====== Texto de lectura

Calidad y/o cantidad de ejercicio

Se tiende a dar prioridad a los tiempos a conseguir, el peso a levantar o las repeticiones a realizar al hacer ejercicio, pero no se suele dar prioridad a cómo se realiza ese ejercicio. La calidad del ejercicio tienen que ver con la conciencia que se ejerce al hacerlo, y el análisis sobre su idoneidad, de cara a mejorar su efecto o su eficacia. No es lo mismo concentrarse en correr un número concreto de kilómetros en un tiempo específico, que hacerlo sin importar cuanto se tarda, pero atendiendo a la pisada, el ritmo cardíaco o la amplitud de la zancada. Poner la atención en "cómo" se realizar el ejercicio permite sentir si se está forzando alguna articulación, si el movimiento fluye con suavidad o si se genera tensión en músculos que no se necesitan para realizar ese ejercicio.


Los deportistas de élite, cuyos objetivos les exige un nivel elevado en cuanto a cantidad de ejercicio, han de atender también a la calidad de ejercicio pues sólo así mejoran su técnica, su rendimiento y su eficacia en aquello que practiquen. Este es un trabajo recomendable para todos, aunque el ego personal tiende a querer jactarse de logros gimnásticos, sin valorar los efectos negativos para la propia salud que se deriven de ese sobreesfuerzo.


La postura corporal

Con los años, la postura corporal se va deformando y encogiendo. Este proceso puede ralentizarse o potenciarse en función de como se haga ejercicio, y en función de que se respeten, o no, los aspectos ergonómicos. Deportes que inducen a la espalda a posiciones forzadas y poco fisiológicas, como el ciclismo en ruta o la musculación para la hipertrofia, tienden a generar problemas de espalda que aumentan con el tiempo, y que provocan una mala calidad de movimiento en edades avanzadas. Pero no siempre es fácil reconocer esto.

============
====== Datos presentados

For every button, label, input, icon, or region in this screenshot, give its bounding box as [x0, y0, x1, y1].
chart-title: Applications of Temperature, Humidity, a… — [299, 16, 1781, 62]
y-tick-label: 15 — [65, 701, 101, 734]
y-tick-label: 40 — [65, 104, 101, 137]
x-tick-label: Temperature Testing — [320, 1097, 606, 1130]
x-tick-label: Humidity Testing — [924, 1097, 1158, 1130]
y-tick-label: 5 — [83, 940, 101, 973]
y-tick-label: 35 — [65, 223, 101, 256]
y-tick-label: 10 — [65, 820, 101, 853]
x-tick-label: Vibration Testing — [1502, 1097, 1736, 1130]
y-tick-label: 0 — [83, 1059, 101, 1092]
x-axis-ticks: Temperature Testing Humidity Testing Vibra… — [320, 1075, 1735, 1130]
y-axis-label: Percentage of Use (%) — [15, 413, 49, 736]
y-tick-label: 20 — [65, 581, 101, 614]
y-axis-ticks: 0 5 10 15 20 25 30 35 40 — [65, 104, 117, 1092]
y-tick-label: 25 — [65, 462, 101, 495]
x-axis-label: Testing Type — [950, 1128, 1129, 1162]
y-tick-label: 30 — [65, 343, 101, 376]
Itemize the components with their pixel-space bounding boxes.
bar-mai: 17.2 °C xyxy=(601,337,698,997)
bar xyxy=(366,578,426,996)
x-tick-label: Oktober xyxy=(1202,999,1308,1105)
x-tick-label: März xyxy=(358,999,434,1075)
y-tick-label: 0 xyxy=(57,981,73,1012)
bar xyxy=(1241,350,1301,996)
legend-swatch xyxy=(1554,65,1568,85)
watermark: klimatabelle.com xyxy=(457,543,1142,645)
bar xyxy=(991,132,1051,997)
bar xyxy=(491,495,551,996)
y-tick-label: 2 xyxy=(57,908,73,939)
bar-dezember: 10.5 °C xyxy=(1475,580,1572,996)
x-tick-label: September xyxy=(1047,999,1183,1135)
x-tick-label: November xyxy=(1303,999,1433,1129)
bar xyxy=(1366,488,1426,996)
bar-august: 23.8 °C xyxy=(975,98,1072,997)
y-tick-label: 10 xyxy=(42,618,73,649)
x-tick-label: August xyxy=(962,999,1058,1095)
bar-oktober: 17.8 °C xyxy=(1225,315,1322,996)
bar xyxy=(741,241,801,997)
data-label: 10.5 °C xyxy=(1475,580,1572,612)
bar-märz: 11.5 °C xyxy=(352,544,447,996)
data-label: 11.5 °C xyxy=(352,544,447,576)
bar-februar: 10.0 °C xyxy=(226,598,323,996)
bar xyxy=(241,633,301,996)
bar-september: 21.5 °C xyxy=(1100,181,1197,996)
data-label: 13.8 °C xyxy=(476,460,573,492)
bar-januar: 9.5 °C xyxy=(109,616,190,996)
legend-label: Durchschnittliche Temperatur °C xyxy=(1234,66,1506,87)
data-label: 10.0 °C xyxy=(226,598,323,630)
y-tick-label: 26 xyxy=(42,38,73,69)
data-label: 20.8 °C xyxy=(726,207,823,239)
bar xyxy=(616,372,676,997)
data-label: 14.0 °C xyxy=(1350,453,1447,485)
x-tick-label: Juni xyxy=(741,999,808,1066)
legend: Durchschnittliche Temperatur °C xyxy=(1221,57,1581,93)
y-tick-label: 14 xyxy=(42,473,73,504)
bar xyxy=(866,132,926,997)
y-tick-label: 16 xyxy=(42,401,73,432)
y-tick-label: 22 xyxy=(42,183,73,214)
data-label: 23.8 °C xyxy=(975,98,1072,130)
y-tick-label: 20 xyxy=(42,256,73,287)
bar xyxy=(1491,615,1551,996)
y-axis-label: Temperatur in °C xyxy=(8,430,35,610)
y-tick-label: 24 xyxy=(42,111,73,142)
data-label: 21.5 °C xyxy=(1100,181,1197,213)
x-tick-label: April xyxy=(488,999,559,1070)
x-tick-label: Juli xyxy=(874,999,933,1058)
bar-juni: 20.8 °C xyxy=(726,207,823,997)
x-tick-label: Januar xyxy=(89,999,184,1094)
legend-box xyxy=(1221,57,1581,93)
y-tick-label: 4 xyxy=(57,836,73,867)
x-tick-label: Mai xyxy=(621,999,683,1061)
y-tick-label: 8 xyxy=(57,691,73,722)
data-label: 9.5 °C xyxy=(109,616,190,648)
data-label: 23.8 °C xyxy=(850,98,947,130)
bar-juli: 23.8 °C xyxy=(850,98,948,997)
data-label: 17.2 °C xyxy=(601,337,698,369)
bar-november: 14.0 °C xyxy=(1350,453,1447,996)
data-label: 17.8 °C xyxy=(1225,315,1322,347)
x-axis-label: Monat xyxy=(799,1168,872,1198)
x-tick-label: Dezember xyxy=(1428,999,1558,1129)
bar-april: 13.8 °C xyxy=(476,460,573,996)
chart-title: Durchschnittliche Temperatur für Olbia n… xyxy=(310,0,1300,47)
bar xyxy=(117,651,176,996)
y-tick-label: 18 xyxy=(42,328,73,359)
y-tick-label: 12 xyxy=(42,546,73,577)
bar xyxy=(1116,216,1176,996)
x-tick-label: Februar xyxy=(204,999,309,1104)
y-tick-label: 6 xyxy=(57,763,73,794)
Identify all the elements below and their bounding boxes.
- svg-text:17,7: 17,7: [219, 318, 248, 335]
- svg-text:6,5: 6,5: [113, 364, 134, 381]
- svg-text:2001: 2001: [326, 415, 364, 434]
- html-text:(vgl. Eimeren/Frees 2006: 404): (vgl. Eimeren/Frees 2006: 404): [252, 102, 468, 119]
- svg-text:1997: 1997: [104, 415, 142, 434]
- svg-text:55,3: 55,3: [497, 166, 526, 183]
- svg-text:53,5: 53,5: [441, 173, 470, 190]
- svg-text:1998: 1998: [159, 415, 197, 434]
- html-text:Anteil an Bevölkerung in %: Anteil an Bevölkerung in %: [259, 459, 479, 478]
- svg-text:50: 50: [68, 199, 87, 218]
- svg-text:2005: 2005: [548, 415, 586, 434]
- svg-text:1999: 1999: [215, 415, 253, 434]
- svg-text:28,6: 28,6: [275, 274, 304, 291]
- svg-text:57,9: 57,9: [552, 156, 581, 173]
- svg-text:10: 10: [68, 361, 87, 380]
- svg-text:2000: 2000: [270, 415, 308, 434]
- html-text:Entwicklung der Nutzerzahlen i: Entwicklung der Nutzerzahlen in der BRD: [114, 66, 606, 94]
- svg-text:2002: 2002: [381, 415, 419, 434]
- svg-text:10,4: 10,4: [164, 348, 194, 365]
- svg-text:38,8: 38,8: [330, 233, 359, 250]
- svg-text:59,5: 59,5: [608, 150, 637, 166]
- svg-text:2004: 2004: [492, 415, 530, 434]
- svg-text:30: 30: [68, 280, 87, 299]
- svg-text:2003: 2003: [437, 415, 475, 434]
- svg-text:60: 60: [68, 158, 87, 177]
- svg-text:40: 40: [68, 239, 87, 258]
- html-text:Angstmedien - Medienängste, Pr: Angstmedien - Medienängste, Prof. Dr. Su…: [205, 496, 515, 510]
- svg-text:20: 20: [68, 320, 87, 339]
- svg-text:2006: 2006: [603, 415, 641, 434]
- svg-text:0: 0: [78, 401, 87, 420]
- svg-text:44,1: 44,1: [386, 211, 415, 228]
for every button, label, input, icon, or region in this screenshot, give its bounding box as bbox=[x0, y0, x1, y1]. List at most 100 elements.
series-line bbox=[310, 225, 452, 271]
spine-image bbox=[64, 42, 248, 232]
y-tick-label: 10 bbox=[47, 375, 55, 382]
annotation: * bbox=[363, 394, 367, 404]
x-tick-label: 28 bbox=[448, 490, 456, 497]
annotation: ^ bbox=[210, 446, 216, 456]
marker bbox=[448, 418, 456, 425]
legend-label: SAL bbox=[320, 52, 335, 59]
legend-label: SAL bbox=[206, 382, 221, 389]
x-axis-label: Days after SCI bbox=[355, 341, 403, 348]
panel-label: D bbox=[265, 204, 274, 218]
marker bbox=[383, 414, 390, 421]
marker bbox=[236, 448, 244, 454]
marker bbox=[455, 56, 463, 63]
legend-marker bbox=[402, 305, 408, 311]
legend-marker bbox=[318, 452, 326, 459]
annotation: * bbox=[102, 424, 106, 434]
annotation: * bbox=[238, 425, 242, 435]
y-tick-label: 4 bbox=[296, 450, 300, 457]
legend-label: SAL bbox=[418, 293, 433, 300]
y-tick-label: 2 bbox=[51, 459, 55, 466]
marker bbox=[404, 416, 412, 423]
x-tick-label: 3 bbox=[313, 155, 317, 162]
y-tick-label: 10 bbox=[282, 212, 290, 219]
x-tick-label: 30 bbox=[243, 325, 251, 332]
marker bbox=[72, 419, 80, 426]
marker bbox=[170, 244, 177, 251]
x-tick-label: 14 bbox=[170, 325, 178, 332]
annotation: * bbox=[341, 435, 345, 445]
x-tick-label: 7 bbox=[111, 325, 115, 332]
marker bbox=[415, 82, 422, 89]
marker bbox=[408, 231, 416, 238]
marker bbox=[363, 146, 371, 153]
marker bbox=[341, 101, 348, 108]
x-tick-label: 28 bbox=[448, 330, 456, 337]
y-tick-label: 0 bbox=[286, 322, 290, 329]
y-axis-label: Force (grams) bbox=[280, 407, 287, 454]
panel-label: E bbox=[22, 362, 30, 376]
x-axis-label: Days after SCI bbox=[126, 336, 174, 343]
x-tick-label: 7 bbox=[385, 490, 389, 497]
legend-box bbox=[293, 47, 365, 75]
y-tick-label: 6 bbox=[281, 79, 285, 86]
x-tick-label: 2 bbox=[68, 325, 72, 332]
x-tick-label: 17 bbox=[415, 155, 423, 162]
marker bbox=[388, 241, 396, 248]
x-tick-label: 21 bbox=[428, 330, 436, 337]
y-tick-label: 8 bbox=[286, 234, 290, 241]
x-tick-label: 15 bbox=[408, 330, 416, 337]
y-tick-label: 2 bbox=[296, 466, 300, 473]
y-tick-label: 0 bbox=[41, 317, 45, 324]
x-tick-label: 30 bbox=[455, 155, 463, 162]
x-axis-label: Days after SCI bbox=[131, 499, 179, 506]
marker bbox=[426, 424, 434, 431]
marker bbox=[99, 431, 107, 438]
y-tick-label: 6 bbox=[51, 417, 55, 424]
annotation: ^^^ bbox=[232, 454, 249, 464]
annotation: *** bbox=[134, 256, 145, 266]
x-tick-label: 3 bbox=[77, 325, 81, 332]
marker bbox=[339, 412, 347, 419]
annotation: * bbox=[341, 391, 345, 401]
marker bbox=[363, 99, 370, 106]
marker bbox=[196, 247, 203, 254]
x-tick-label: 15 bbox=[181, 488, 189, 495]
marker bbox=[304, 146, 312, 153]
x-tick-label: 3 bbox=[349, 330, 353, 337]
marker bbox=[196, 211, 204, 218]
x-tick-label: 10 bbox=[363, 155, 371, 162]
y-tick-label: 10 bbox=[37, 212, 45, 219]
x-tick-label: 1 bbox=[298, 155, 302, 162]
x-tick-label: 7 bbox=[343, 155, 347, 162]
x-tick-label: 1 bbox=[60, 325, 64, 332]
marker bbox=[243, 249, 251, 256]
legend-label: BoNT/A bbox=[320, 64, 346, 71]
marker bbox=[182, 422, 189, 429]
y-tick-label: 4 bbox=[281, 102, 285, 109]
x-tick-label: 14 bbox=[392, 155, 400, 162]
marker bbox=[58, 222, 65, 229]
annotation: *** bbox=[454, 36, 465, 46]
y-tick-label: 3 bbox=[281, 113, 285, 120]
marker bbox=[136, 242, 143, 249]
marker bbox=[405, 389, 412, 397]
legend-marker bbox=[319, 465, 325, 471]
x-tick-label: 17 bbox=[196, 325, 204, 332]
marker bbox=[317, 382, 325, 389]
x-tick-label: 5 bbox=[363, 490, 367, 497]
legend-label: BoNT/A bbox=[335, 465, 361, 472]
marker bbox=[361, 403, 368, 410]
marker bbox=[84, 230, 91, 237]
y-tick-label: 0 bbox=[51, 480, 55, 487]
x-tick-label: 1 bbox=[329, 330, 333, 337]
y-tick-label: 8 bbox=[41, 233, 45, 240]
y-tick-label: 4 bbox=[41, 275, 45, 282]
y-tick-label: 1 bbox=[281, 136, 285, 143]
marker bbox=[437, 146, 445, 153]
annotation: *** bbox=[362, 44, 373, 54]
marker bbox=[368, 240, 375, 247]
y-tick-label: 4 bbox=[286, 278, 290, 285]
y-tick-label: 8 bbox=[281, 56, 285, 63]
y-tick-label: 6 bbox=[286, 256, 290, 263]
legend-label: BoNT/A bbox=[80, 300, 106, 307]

============

# Actividades propuestas
1 > Indica si cada afirmación concuerda con el texto sobre la calidad del ejercicio. Responde sí o no y cita literalmente las palabras del texto que lo demuestran.
(a) Habitualmente se da prioridad a cómo se realiza el ejercicio.
(b) Los deportistas de élite también deben atender a la calidad del ejercicio.
(c) El ciclismo en ruta aparece como un deporte que induce a la espalda a posiciones forzadas.
2 > Reproduce sin cambios el fragmento del texto sobre la calidad del ejercicio que comienza con "Los deportistas de" y continúa hasta "de ese sobreesfuerzo.".
3 > Traduce al inglés esta oración del texto sobre la calidad del ejercicio: "Con los años, la postura corporal se va deformando y encogiendo."
Los registros constituyen un material independiente del texto.

# Soluciones
1 >
(a) No: "pero no se suele dar prioridad a cómo se realiza ese ejercicio".
(b) Sí: "han de atender también a la calidad de ejercicio".
(c) Sí: "como el ciclismo en ruta o la musculación para la hipertrofia".

2 >
Los deportistas de élite, cuyos objetivos les exige un nivel elevado en cuanto a cantidad de ejercicio, han de atender también a la calidad de ejercicio pues sólo así mejoran su técnica, su rendimiento y su eficacia en aquello que practiquen. Este es un trabajo recomendable para todos, aunque el ego personal tiende a querer jactarse de logros gimnásticos, sin valorar los efectos negativos para la propia salud que se deriven de ese sobreesfuerzo.

3 > Over the years, body posture gradually becomes distorted and shrinks.